Do this: Extract every line that contains the string "object".

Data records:
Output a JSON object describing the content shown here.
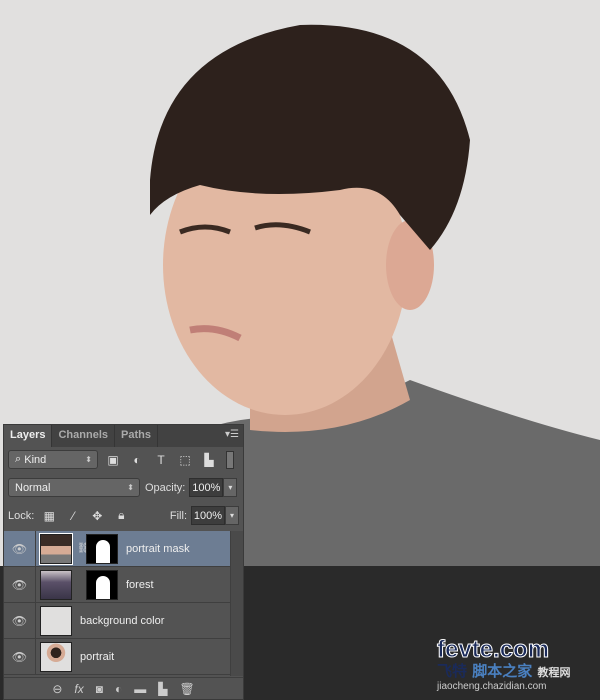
{
  "panel": {
    "tabs": [
      "Layers",
      "Channels",
      "Paths"
    ],
    "active_tab": "Layers",
    "filter": {
      "label": "Kind",
      "icons": [
        "image-filter-icon",
        "adjustment-filter-icon",
        "type-filter-icon",
        "shape-filter-icon",
        "smart-object-filter-icon"
      ],
      "type_glyph": "T"
    },
    "blend_mode": "Normal",
    "opacity_label": "Opacity:",
    "opacity": "100%",
    "lock_label": "Lock:",
    "fill_label": "Fill:",
    "fill": "100%",
    "layers": [
      {
        "name": "portrait mask",
        "selected": true,
        "has_mask": true,
        "visible": true
      },
      {
        "name": "forest",
        "selected": false,
        "has_mask": true,
        "visible": true
      },
      {
        "name": "background color",
        "selected": false,
        "has_mask": false,
        "visible": true
      },
      {
        "name": "portrait",
        "selected": false,
        "has_mask": false,
        "visible": true
      }
    ],
    "footer_icons": [
      "link-icon",
      "fx-icon",
      "mask-icon",
      "adjustment-icon",
      "folder-icon",
      "new-layer-icon",
      "trash-icon"
    ],
    "fx_label": "fx"
  },
  "watermark": {
    "brand": "fevte.com",
    "cn1": "飞特",
    "cn2": "脚本之家",
    "cn3": "教程网",
    "url": "jiaocheng.chazidian.com"
  },
  "colors": {
    "canvas_bg": "#e1e0df",
    "panel": "#535353",
    "selected_layer": "#6d7d93"
  }
}
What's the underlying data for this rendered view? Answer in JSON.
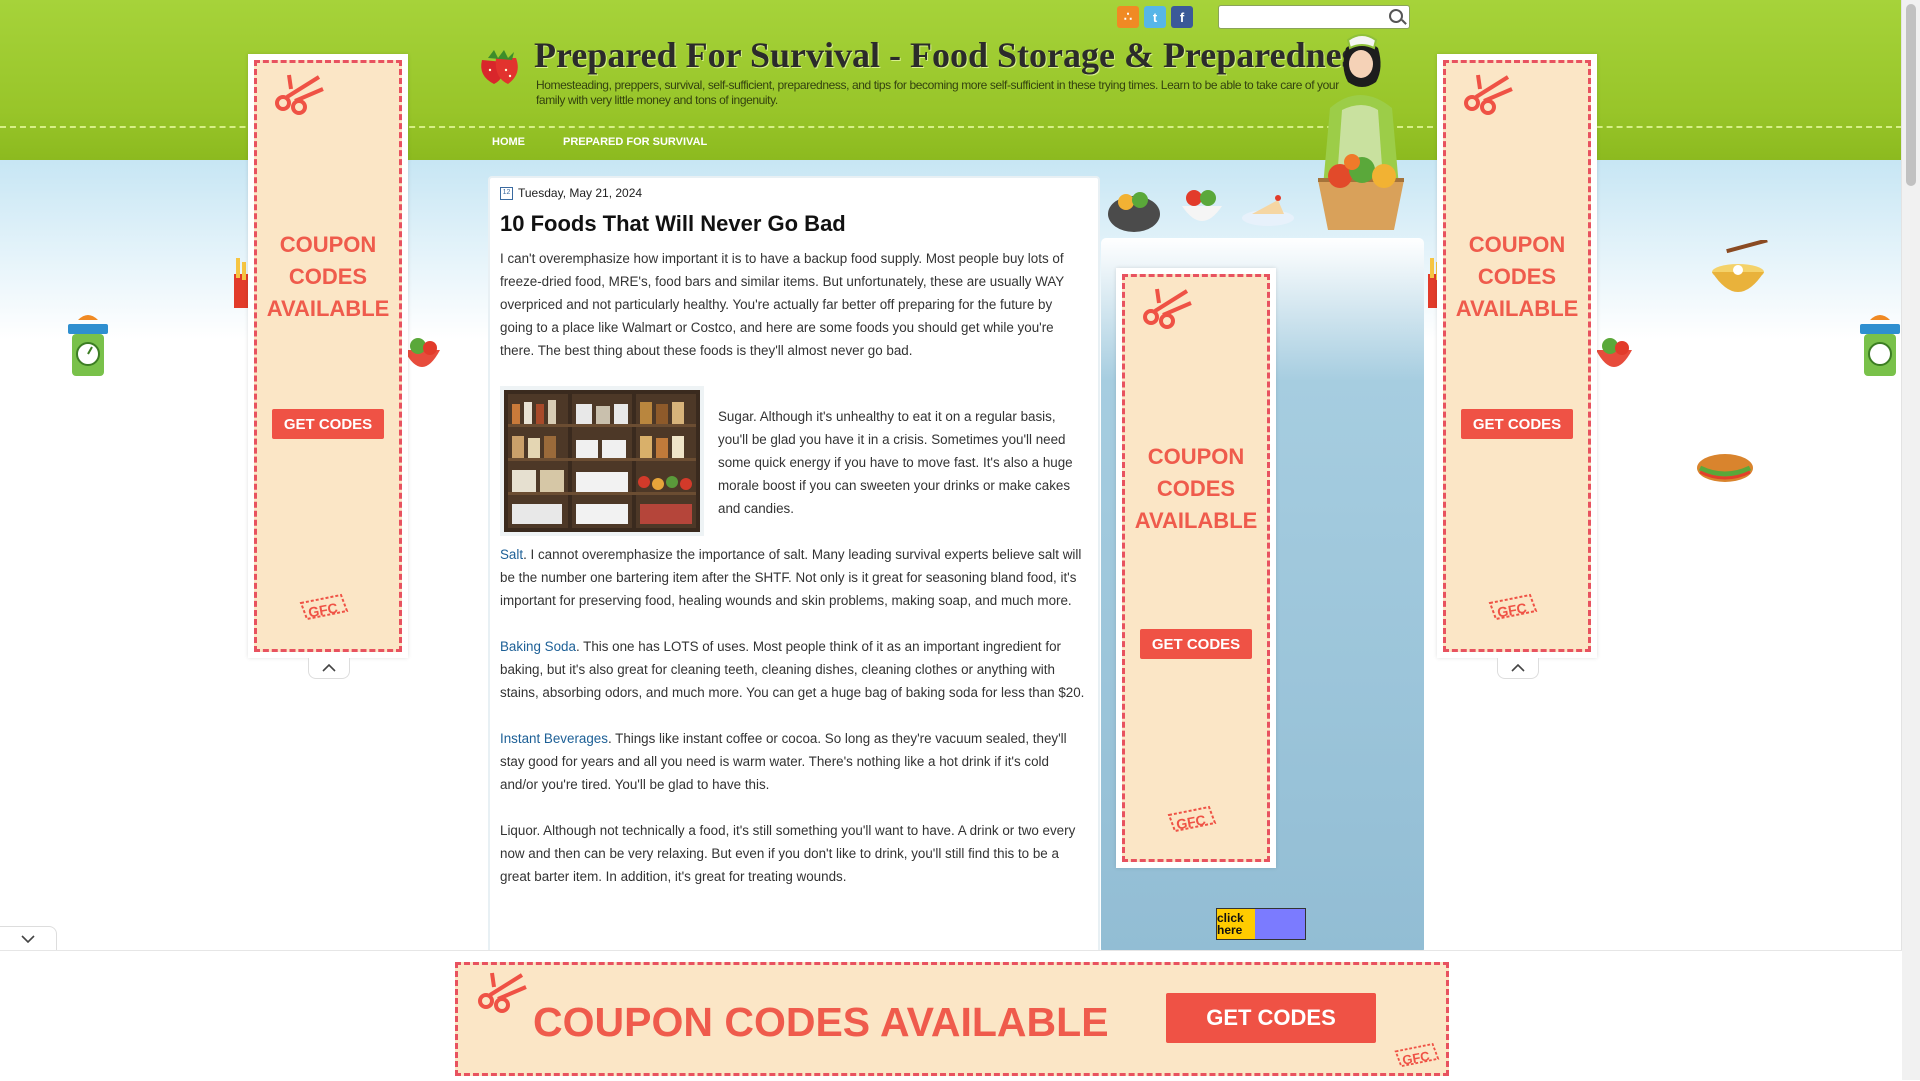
{
  "header": {
    "title": "Prepared For Survival - Food Storage & Preparedness",
    "description": "Homesteading, preppers, survival, self-sufficient, preparedness, and tips for becoming more self-sufficient in these trying times. Learn to be able to take care of your family with very little money and tons of ingenuity.",
    "social_icons": [
      "rss-icon",
      "twitter-icon",
      "facebook-icon"
    ],
    "search": {
      "placeholder": "",
      "value": ""
    }
  },
  "nav": {
    "items": [
      "HOME",
      "PREPARED FOR SURVIVAL"
    ]
  },
  "post": {
    "date": "Tuesday, May 21, 2024",
    "title": "10 Foods That Will Never Go Bad",
    "intro": "I can't overemphasize how important it is to have a backup food supply. Most people buy lots of freeze-dried food, MRE's, food bars and similar items. But unfortunately, these are usually WAY overpriced and not particularly healthy. You're actually far better off preparing for the future by going to a place like Walmart or Costco, and here are some foods you should get while you're there. The best thing about these foods is they'll almost never go bad.",
    "sugar": "Sugar. Although it's unhealthy to eat it on a regular basis, you'll be glad you have it in a crisis. Sometimes you'll need some quick energy if you have to move fast. It's also a huge morale boost if you can sweeten your drinks or make cakes and candies.",
    "salt_link": "Salt",
    "salt_text": ". I cannot overemphasize the importance of salt. Many leading survival experts believe salt will be the number one bartering item after the SHTF. Not only is it great for seasoning bland food, it's important for preserving food, healing wounds and skin problems, making soap, and much more.",
    "baking_link": "Baking Soda",
    "baking_text": ". This one has LOTS of uses. Most people think of it as an important ingredient for baking, but it's also great for cleaning teeth, cleaning dishes, cleaning clothes or anything with stains, absorbing odors, and much more. You can get a huge bag of baking soda for less than $20.",
    "beverages_link": "Instant Beverages",
    "beverages_text": ". Things like instant coffee or cocoa. So long as they're vacuum sealed, they'll stay good for years and all you need is warm water. There's nothing like a hot drink if it's cold and/or you're tired. You'll be glad to have this.",
    "liquor": "Liquor. Although not technically a food, it's still something you'll want to have. A drink or two every now and then can be very relaxing. But even if you don't like to drink, you'll still find this to be a great barter item. In addition, it's great for treating wounds."
  },
  "ads": {
    "coupon_line1": "COUPON",
    "coupon_line2": "CODES",
    "coupon_line3": "AVAILABLE",
    "get_codes": "GET CODES",
    "gfc": "GFC",
    "banner_text": "COUPON CODES AVAILABLE"
  },
  "sidebar": {
    "click_here": "click here"
  },
  "colors": {
    "header_green": "#98c529",
    "coupon_red": "#ef5245",
    "coupon_bg": "#fbe6c6",
    "link_blue": "#1c5f96",
    "sidebar_blue": "#92bdd4"
  }
}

Exercise answer:
Output a JSON object describing the content shown here.
        "smart-object-filter-icon"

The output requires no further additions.